- Task goal
Quote the records beneath, complete and exact. Leave out images.

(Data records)

================================

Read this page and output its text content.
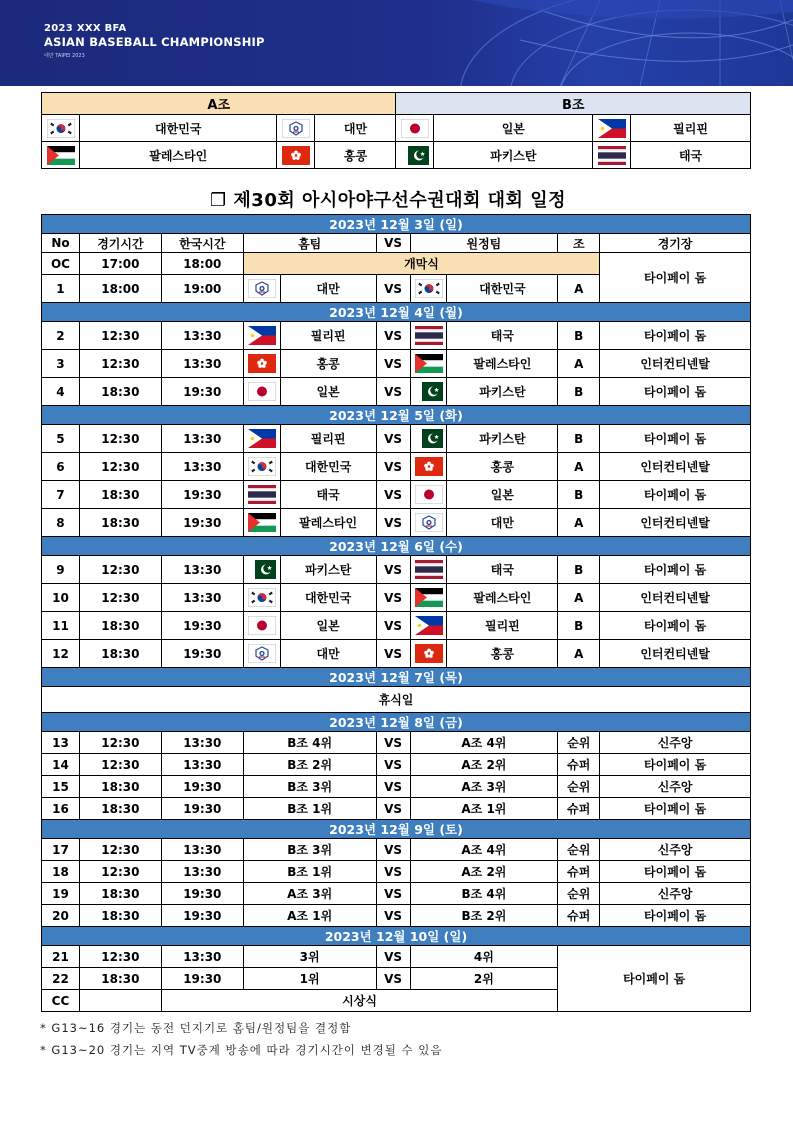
2023 XXX BFA
ASIAN BASEBALL CHAMPIONSHIP
대만 TAIPEI 2023
A조				B조			

	대한민국		대만		일본		필리핀

	팔레스타인		홍콩		파키스탄		태국
❐ 제30회 아시아야구선수권대회 대회 일정
2023년 12월 3일 (일)									
No	경기시간	한국시간	홈팀		VS	원정팀		조	경기장
OC	17:00	18:00	개막식						타이페이 돔
1	18:00	19:00		대만	VS		대한민국	A	
2023년 12월 4일 (월)									
2	12:30	13:30		필리핀	VS		태국	B	타이페이 돔
3	12:30	13:30		홍콩	VS		팔레스타인	A	인터컨티넨탈
4	18:30	19:30		일본	VS		파키스탄	B	타이페이 돔
2023년 12월 5일 (화)									
5	12:30	13:30		필리핀	VS		파키스탄	B	타이페이 돔
6	12:30	13:30		대한민국	VS		홍콩	A	인터컨티넨탈
7	18:30	19:30		태국	VS		일본	B	타이페이 돔
8	18:30	19:30		팔레스타인	VS		대만	A	인터컨티넨탈
2023년 12월 6일 (수)									
9	12:30	13:30		파키스탄	VS		태국	B	타이페이 돔
10	12:30	13:30		대한민국	VS		팔레스타인	A	인터컨티넨탈
11	18:30	19:30		일본	VS		필리핀	B	타이페이 돔
12	18:30	19:30		대만	VS		홍콩	A	인터컨티넨탈
2023년 12월 7일 (목)									
휴식일									
2023년 12월 8일 (금)									
13	12:30	13:30	B조 4위		VS	A조 4위		순위	신주앙
14	12:30	13:30	B조 2위		VS	A조 2위		슈퍼	타이페이 돔
15	18:30	19:30	B조 3위		VS	A조 3위		순위	신주앙
16	18:30	19:30	B조 1위		VS	A조 1위		슈퍼	타이페이 돔
2023년 12월 9일 (토)									
17	12:30	13:30	B조 3위		VS	A조 4위		순위	신주앙
18	12:30	13:30	B조 1위		VS	A조 2위		슈퍼	타이페이 돔
19	18:30	19:30	A조 3위		VS	B조 4위		순위	신주앙
20	18:30	19:30	A조 1위		VS	B조 2위		슈퍼	타이페이 돔
2023년 12월 10일 (일)									
21	12:30	13:30	3위		VS	4위		타이페이 돔	
22	18:30	19:30	1위		VS	2위			
CC		시상식							
* G13~16 경기는 동전 던지기로 홈팀/원정팀을 결정함
* G13~20 경기는 지역 TV중계 방송에 따라 경기시간이 변경될 수 있음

================================

- Written solution
Read this page and output its text content.
2023 XXX BFA
ASIAN BASEBALL CHAMPIONSHIP
대만 TAIPEI 2023
A조				B조			

	대한민국		대만		일본		필리핀

	팔레스타인		홍콩		파키스탄		태국
❐ 제30회 아시아야구선수권대회 대회 일정
2023년 12월 3일 (일)									
No	경기시간	한국시간	홈팀		VS	원정팀		조	경기장
OC	17:00	18:00	개막식						타이페이 돔
1	18:00	19:00		대만	VS		대한민국	A	
2023년 12월 4일 (월)									
2	12:30	13:30		필리핀	VS		태국	B	타이페이 돔
3	12:30	13:30		홍콩	VS		팔레스타인	A	인터컨티넨탈
4	18:30	19:30		일본	VS		파키스탄	B	타이페이 돔
2023년 12월 5일 (화)									
5	12:30	13:30		필리핀	VS		파키스탄	B	타이페이 돔
6	12:30	13:30		대한민국	VS		홍콩	A	인터컨티넨탈
7	18:30	19:30		태국	VS		일본	B	타이페이 돔
8	18:30	19:30		팔레스타인	VS		대만	A	인터컨티넨탈
2023년 12월 6일 (수)									
9	12:30	13:30		파키스탄	VS		태국	B	타이페이 돔
10	12:30	13:30		대한민국	VS		팔레스타인	A	인터컨티넨탈
11	18:30	19:30		일본	VS		필리핀	B	타이페이 돔
12	18:30	19:30		대만	VS		홍콩	A	인터컨티넨탈
2023년 12월 7일 (목)									
휴식일									
2023년 12월 8일 (금)									
13	12:30	13:30	B조 4위		VS	A조 4위		순위	신주앙
14	12:30	13:30	B조 2위		VS	A조 2위		슈퍼	타이페이 돔
15	18:30	19:30	B조 3위		VS	A조 3위		순위	신주앙
16	18:30	19:30	B조 1위		VS	A조 1위		슈퍼	타이페이 돔
2023년 12월 9일 (토)									
17	12:30	13:30	B조 3위		VS	A조 4위		순위	신주앙
18	12:30	13:30	B조 1위		VS	A조 2위		슈퍼	타이페이 돔
19	18:30	19:30	A조 3위		VS	B조 4위		순위	신주앙
20	18:30	19:30	A조 1위		VS	B조 2위		슈퍼	타이페이 돔
2023년 12월 10일 (일)									
21	12:30	13:30	3위		VS	4위		타이페이 돔	
22	18:30	19:30	1위		VS	2위			
CC		시상식							
* G13~16 경기는 동전 던지기로 홈팀/원정팀을 결정함
* G13~20 경기는 지역 TV중계 방송에 따라 경기시간이 변경될 수 있음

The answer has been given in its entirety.